-- Begin INPUT --

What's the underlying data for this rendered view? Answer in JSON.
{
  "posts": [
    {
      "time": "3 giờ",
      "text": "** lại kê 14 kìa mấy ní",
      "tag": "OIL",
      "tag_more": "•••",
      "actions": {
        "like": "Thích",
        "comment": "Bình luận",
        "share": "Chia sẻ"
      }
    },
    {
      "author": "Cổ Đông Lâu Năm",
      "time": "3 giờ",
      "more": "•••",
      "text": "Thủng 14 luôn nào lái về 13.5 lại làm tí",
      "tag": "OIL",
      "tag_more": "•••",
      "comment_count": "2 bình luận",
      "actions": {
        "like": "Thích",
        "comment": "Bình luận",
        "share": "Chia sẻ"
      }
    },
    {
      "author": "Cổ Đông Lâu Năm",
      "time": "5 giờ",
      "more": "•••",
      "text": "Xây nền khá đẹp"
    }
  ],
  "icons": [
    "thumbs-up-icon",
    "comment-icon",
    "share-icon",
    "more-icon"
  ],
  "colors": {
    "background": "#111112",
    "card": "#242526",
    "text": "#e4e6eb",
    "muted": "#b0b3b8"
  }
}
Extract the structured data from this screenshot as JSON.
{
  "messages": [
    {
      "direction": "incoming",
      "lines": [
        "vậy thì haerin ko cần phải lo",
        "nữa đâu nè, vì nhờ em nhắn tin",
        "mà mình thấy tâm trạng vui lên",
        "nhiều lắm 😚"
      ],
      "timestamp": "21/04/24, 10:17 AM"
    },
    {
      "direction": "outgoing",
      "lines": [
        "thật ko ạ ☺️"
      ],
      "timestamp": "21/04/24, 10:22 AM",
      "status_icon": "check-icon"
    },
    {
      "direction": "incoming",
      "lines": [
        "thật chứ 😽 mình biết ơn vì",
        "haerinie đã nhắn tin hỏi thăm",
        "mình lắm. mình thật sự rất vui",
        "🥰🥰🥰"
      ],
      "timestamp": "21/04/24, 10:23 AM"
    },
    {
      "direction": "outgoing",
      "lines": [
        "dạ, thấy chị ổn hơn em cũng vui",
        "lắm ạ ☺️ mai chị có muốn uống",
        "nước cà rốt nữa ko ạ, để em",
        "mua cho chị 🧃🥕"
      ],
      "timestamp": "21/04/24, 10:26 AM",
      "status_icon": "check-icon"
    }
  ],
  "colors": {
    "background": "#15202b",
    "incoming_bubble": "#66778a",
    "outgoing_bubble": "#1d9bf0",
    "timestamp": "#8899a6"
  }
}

-- End INPUT --
-- Begin INPUT --

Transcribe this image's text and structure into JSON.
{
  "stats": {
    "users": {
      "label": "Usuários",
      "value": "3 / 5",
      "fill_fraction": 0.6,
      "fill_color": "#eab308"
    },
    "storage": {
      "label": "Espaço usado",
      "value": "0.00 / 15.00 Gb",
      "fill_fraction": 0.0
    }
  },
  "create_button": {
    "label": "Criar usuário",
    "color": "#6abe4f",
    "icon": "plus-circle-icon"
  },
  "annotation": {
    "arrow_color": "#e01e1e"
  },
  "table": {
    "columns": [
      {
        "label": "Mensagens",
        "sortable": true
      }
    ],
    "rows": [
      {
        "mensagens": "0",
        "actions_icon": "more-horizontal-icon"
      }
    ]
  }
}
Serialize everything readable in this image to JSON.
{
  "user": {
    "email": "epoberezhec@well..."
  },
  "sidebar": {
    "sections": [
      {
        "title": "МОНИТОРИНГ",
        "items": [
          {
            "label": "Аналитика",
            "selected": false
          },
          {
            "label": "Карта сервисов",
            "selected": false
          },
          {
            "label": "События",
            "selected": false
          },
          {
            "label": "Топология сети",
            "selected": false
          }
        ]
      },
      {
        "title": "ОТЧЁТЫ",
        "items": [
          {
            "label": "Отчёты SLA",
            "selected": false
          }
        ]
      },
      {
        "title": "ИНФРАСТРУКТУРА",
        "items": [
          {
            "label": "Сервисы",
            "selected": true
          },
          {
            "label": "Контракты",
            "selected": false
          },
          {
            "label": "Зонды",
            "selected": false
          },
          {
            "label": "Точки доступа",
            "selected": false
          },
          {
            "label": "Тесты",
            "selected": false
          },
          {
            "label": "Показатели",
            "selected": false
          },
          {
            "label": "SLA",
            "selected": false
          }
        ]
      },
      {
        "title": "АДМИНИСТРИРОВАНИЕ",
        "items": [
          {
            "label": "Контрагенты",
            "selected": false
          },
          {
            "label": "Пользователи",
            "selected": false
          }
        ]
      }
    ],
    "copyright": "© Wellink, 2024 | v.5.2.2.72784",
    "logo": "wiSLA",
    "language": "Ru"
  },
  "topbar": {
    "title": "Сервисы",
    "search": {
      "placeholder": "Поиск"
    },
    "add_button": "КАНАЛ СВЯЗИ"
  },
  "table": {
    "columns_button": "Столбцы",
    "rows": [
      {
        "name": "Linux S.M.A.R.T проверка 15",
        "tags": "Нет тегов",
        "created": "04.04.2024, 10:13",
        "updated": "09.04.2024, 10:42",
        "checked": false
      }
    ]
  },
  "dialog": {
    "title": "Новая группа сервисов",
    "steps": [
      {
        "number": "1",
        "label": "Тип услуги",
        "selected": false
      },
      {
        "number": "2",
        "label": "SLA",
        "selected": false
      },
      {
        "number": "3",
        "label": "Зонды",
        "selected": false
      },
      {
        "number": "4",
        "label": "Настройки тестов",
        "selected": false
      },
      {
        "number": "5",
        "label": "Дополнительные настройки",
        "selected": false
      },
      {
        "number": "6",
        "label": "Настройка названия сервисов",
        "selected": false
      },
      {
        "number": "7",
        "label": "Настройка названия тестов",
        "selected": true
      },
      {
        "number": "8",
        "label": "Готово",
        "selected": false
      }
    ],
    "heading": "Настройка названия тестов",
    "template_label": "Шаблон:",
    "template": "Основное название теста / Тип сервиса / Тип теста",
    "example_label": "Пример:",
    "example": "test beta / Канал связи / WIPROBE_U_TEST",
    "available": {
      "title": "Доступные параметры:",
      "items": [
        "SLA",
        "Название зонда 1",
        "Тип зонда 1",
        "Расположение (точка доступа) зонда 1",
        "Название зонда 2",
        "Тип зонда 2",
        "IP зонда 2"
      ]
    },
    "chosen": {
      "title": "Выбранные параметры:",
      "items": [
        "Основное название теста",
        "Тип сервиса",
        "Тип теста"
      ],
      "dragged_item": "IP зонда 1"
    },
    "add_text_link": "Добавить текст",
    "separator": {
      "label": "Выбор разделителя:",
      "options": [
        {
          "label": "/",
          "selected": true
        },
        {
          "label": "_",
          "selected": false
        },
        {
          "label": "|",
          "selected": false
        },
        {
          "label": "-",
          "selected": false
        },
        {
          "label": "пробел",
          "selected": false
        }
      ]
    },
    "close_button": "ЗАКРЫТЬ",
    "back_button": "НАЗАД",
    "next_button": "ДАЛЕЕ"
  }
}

-- End INPUT --
-- Begin INPUT --

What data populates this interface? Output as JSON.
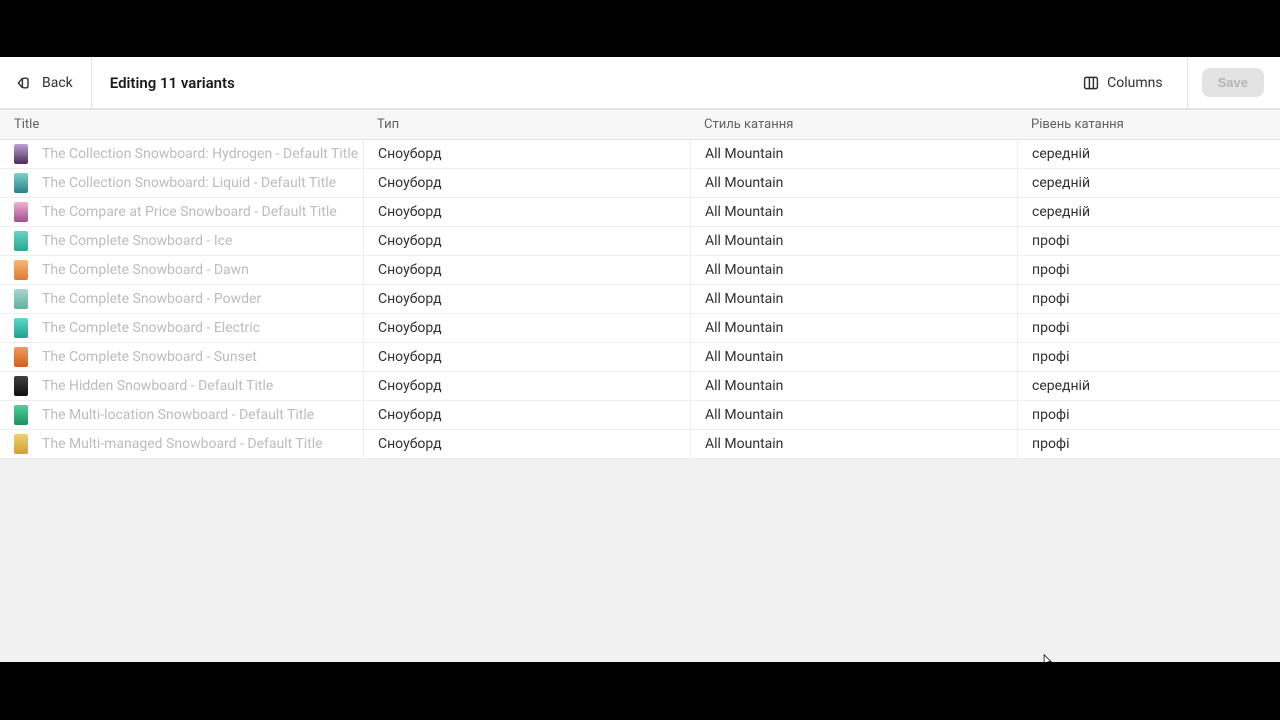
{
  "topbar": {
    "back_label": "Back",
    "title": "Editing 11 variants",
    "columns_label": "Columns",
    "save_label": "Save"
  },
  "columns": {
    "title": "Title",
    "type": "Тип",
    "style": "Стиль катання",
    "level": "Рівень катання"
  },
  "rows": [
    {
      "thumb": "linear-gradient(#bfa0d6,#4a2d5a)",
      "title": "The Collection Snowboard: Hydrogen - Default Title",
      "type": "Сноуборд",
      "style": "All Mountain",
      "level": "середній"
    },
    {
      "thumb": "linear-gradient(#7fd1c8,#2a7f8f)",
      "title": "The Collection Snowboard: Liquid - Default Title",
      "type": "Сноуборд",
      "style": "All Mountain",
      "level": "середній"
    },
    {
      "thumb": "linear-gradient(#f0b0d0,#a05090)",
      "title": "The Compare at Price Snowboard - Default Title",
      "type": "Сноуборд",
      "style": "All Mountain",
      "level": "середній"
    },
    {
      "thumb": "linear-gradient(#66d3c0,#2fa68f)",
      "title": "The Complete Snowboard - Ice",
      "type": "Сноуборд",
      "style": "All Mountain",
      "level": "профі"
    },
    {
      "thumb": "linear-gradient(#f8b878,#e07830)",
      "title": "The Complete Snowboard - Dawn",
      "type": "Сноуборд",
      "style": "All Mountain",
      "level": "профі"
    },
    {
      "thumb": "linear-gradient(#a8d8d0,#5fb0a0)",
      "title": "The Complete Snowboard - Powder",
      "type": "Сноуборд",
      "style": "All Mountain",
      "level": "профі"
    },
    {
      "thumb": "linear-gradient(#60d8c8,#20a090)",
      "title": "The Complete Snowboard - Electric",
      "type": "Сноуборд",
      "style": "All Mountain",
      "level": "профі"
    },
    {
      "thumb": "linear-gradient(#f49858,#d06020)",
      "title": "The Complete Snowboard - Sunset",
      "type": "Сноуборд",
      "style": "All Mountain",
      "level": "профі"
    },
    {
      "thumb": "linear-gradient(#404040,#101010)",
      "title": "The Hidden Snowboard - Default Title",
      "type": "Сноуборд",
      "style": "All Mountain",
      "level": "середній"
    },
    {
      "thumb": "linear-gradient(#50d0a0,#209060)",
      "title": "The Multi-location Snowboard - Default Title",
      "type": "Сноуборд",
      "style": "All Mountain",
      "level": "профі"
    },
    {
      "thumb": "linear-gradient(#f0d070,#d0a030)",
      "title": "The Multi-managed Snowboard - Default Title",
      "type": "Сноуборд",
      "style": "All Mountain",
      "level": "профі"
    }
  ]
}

-- End INPUT --

Copy all lines from the listing that contain "image".

ANSWER IN FULL:
Transcribe this image's text and structure into JSON.
Serialize everything readable in this image to JSON.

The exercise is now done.